Input material »
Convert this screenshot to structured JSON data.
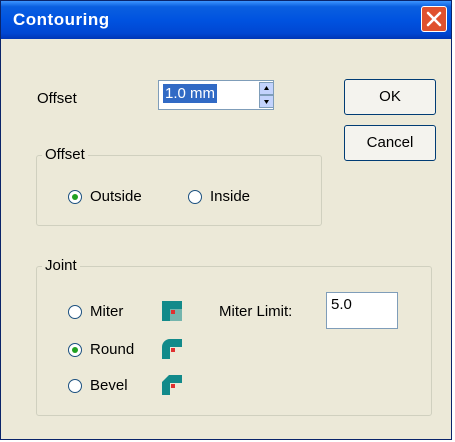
{
  "window": {
    "title": "Contouring"
  },
  "offset": {
    "label": "Offset",
    "value": "1.0 mm"
  },
  "buttons": {
    "ok": "OK",
    "cancel": "Cancel"
  },
  "offset_group": {
    "label": "Offset",
    "options": [
      {
        "label": "Outside",
        "checked": true
      },
      {
        "label": "Inside",
        "checked": false
      }
    ]
  },
  "joint_group": {
    "label": "Joint",
    "options": [
      {
        "label": "Miter",
        "checked": false,
        "icon": "miter-joint-icon"
      },
      {
        "label": "Round",
        "checked": true,
        "icon": "round-joint-icon"
      },
      {
        "label": "Bevel",
        "checked": false,
        "icon": "bevel-joint-icon"
      }
    ],
    "miter_limit": {
      "label": "Miter Limit:",
      "value": "5.0"
    }
  },
  "colors": {
    "title_bar": "#0054e3",
    "dialog_bg": "#ece9d8",
    "icon_teal": "#128a8a",
    "icon_red": "#e03030",
    "close_button": "#e0512e"
  }
}
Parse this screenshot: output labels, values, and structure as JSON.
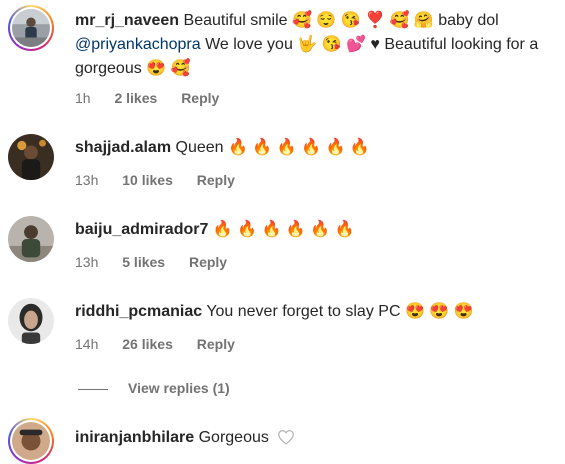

Task instructions »
Your copy of the data above should match it exactly, except that pictures are left out.

Answer to this exercise »
Convert this screenshot to structured JSON data.
{
  "window": {
    "title": "Contouring"
  },
  "offset": {
    "label": "Offset",
    "value": "1.0 mm"
  },
  "buttons": {
    "ok": "OK",
    "cancel": "Cancel"
  },
  "offset_group": {
    "label": "Offset",
    "options": [
      {
        "label": "Outside",
        "checked": true
      },
      {
        "label": "Inside",
        "checked": false
      }
    ]
  },
  "joint_group": {
    "label": "Joint",
    "options": [
      {
        "label": "Miter",
        "checked": false,
        "icon": "miter-joint-icon"
      },
      {
        "label": "Round",
        "checked": true,
        "icon": "round-joint-icon"
      },
      {
        "label": "Bevel",
        "checked": false,
        "icon": "bevel-joint-icon"
      }
    ],
    "miter_limit": {
      "label": "Miter Limit:",
      "value": "5.0"
    }
  },
  "colors": {
    "title_bar": "#0054e3",
    "dialog_bg": "#ece9d8",
    "icon_teal": "#128a8a",
    "icon_red": "#e03030",
    "close_button": "#e0512e"
  }
}
Parse this screenshot: output labels, values, and structure as JSON.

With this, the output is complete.